PROBLEM DESCRIPTION:
Rewrite all the lines in the three items below as one continuous numbered list, skipping blank lines and leaving the pictures out.

RAW DATA:
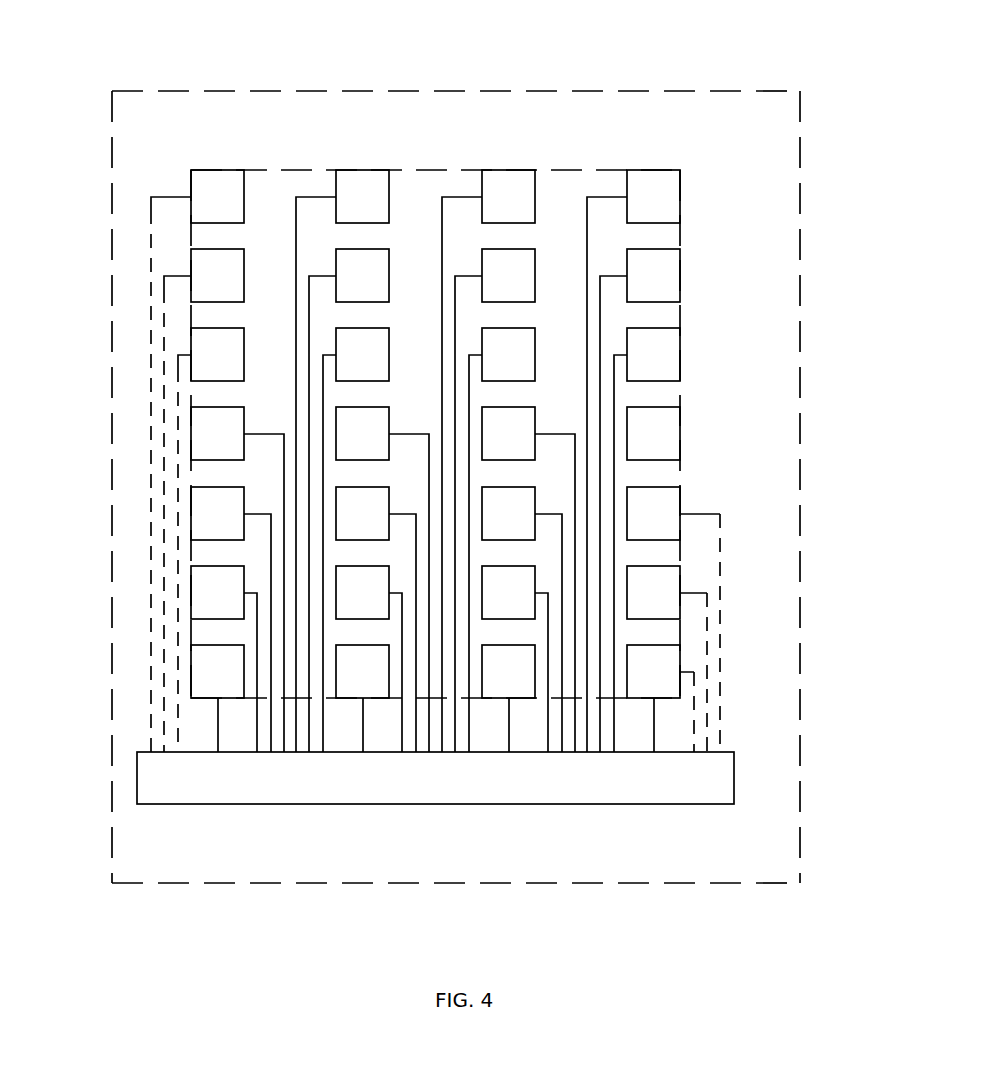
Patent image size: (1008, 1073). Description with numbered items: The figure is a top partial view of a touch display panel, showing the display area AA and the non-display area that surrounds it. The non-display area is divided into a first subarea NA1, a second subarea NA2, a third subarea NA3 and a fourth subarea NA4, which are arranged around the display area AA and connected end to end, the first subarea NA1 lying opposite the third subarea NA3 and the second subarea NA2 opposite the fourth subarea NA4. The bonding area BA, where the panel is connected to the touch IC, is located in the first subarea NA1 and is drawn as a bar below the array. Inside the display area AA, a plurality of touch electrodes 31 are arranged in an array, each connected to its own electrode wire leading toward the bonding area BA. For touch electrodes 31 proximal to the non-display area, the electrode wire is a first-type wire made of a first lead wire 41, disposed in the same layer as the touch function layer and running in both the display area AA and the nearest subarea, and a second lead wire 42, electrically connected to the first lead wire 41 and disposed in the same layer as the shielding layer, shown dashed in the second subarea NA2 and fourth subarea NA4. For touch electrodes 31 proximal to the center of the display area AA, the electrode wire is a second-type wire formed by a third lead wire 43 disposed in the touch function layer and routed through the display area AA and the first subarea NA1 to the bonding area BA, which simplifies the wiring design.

The touch electrode 31 is at (217, 197).
The first lead wire 41 is at (177, 197).
The second lead wire 42 is at (150, 355).
The third lead wire 43 is at (254, 434).
The display area AA is at (562, 197).
The bonding area BA is at (613, 777).
The first subarea NA1 is at (455, 857).
The second subarea NA2 is at (772, 303).
The third subarea NA3 is at (375, 117).
The fourth subarea NA4 is at (138, 698).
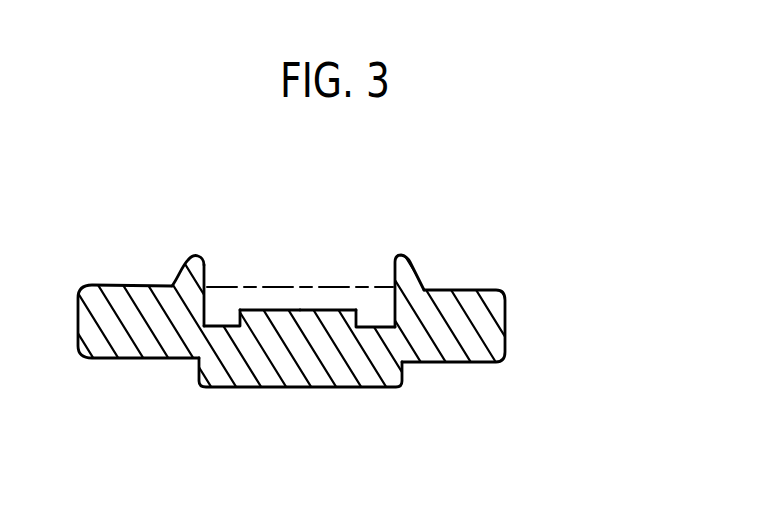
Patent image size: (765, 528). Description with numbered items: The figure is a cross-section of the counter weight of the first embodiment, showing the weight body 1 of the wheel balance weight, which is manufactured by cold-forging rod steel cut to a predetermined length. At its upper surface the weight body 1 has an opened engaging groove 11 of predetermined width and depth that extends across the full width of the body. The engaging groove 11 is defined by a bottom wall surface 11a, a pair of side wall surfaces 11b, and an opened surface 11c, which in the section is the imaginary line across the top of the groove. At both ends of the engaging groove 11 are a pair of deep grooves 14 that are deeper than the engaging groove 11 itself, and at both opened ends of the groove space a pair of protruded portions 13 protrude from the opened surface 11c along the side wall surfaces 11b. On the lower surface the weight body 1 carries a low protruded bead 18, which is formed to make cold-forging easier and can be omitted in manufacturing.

The weight body 1 is at (487, 304).
The engaging groove 11 is at (262, 302).
The bottom wall surface 11a is at (280, 303).
The side wall surfaces 11b is at (208, 256).
The opened surface 11c is at (312, 287).
The protruded portions 13 is at (196, 270).
The deep grooves 14 is at (221, 317).
The protruded bead 18 is at (320, 388).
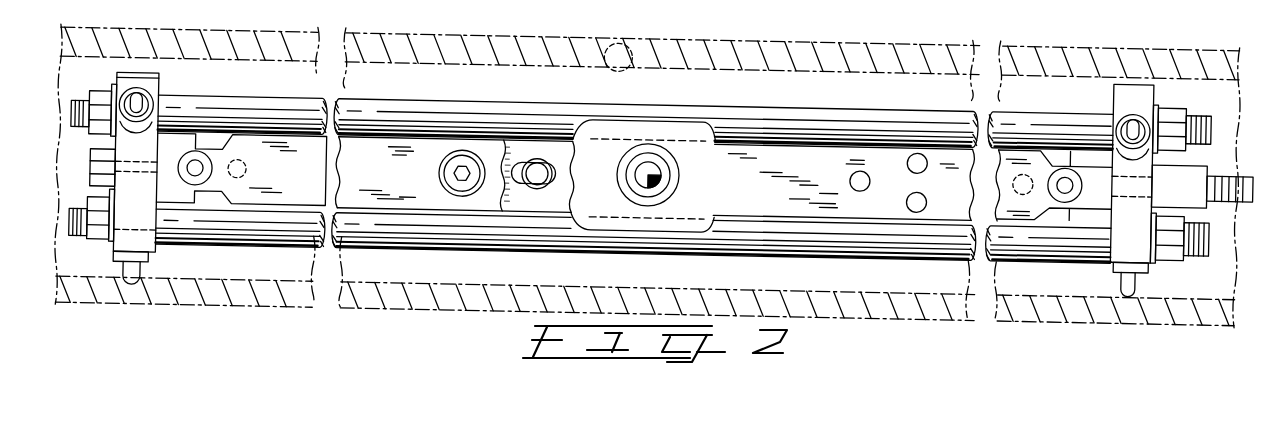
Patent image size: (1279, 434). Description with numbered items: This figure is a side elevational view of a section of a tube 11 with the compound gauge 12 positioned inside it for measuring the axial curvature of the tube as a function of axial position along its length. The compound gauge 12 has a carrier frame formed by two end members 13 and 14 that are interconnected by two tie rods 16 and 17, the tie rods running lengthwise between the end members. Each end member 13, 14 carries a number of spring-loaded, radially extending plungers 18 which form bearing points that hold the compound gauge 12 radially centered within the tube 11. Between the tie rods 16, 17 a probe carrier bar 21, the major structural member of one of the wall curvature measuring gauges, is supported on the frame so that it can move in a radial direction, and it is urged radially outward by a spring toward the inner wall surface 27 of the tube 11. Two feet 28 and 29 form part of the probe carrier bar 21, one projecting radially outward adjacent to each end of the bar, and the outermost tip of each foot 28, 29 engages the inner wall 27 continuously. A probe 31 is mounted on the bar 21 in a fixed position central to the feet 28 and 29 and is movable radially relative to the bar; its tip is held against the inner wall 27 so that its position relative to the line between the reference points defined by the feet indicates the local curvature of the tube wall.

The tube 11 is at (773, 53).
The compound gauge 12 is at (1212, 95).
The end member 13 is at (158, 242).
The end member 14 is at (1150, 83).
The tie rod 16 is at (402, 115).
The tie rod 17 is at (455, 241).
The spring-loaded radially extending plunger 18 is at (140, 108).
The probe carrier bar 21 is at (672, 127).
The inner wall surface 27 is at (615, 44).
The foot 28 is at (193, 181).
The foot 29 is at (1057, 181).
The probe 31 is at (640, 174).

IN RESPONSE:
1. Patent image size: (1008, 1073). Description with numbered items: The figure is a top partial view of a touch display panel, showing the display area AA and the non-display area that surrounds it. The non-display area is divided into a first subarea NA1, a second subarea NA2, a third subarea NA3 and a fourth subarea NA4, which are arranged around the display area AA and connected end to end, the first subarea NA1 lying opposite the third subarea NA3 and the second subarea NA2 opposite the fourth subarea NA4. The bonding area BA, where the panel is connected to the touch IC, is located in the first subarea NA1 and is drawn as a bar below the array. Inside the display area AA, a plurality of touch electrodes 31 are arranged in an array, each connected to its own electrode wire leading toward the bonding area BA. For touch electrodes 31 proximal to the non-display area, the electrode wire is a first-type wire made of a first lead wire 41, disposed in the same layer as the touch function layer and running in both the display area AA and the nearest subarea, and a second lead wire 42, electrically connected to the first lead wire 41 and disposed in the same layer as the shielding layer, shown dashed in the second subarea NA2 and fourth subarea NA4. For touch electrodes 31 proximal to the center of the display area AA, the electrode wire is a second-type wire formed by a third lead wire 43 disposed in the touch function layer and routed through the display area AA and the first subarea NA1 to the bonding area BA, which simplifies the wiring design.
2. The touch electrode 31 is at (217, 197).
3. The first lead wire 41 is at (177, 197).
4. The second lead wire 42 is at (150, 355).
5. The third lead wire 43 is at (254, 434).
6. The display area AA is at (562, 197).
7. The bonding area BA is at (613, 777).
8. The first subarea NA1 is at (455, 857).
9. The second subarea NA2 is at (772, 303).
10. The third subarea NA3 is at (375, 117).
11. The fourth subarea NA4 is at (138, 698).
12. Patent image size: (765, 528). Description with numbered items: The figure is a cross-section of the counter weight of the first embodiment, showing the weight body 1 of the wheel balance weight, which is manufactured by cold-forging rod steel cut to a predetermined length. At its upper surface the weight body 1 has an opened engaging groove 11 of predetermined width and depth that extends across the full width of the body. The engaging groove 11 is defined by a bottom wall surface 11a, a pair of side wall surfaces 11b, and an opened surface 11c, which in the section is the imaginary line across the top of the groove. At both ends of the engaging groove 11 are a pair of deep grooves 14 that are deeper than the engaging groove 11 itself, and at both opened ends of the groove space a pair of protruded portions 13 protrude from the opened surface 11c along the side wall surfaces 11b. On the lower surface the weight body 1 carries a low protruded bead 18, which is formed to make cold-forging easier and can be omitted in manufacturing.
13. The weight body 1 is at (487, 304).
14. The engaging groove 11 is at (262, 302).
15. The bottom wall surface 11a is at (280, 303).
16. The side wall surfaces 11b is at (208, 256).
17. The opened surface 11c is at (312, 287).
18. The protruded portions 13 is at (196, 270).
19. The deep grooves 14 is at (221, 317).
20. The protruded bead 18 is at (320, 388).
21. Patent image size: (1279, 434). Description with numbered items: This figure is a side elevational view of a section of a tube 11 with the compound gauge 12 positioned inside it for measuring the axial curvature of the tube as a function of axial position along its length. The compound gauge 12 has a carrier frame formed by two end members 13 and 14 that are interconnected by two tie rods 16 and 17, the tie rods running lengthwise between the end members. Each end member 13, 14 carries a number of spring-loaded, radially extending plungers 18 which form bearing points that hold the compound gauge 12 radially centered within the tube 11. Between the tie rods 16, 17 a probe carrier bar 21, the major structural member of one of the wall curvature measuring gauges, is supported on the frame so that it can move in a radial direction, and it is urged radially outward by a spring toward the inner wall surface 27 of the tube 11. Two feet 28 and 29 form part of the probe carrier bar 21, one projecting radially outward adjacent to each end of the bar, and the outermost tip of each foot 28, 29 engages the inner wall 27 continuously. A probe 31 is mounted on the bar 21 in a fixed position central to the feet 28 and 29 and is movable radially relative to the bar; its tip is held against the inner wall 27 so that its position relative to the line between the reference points defined by the feet indicates the local curvature of the tube wall.
22. The tube 11 is at (773, 53).
23. The compound gauge 12 is at (1212, 95).
24. The end member 13 is at (158, 242).
25. The end member 14 is at (1150, 83).
26. The tie rod 16 is at (402, 115).
27. The tie rod 17 is at (455, 241).
28. The spring-loaded radially extending plunger 18 is at (140, 108).
29. The probe carrier bar 21 is at (672, 127).
30. The inner wall surface 27 is at (615, 44).
31. The foot 28 is at (193, 181).
32. The foot 29 is at (1057, 181).
33. The probe 31 is at (640, 174).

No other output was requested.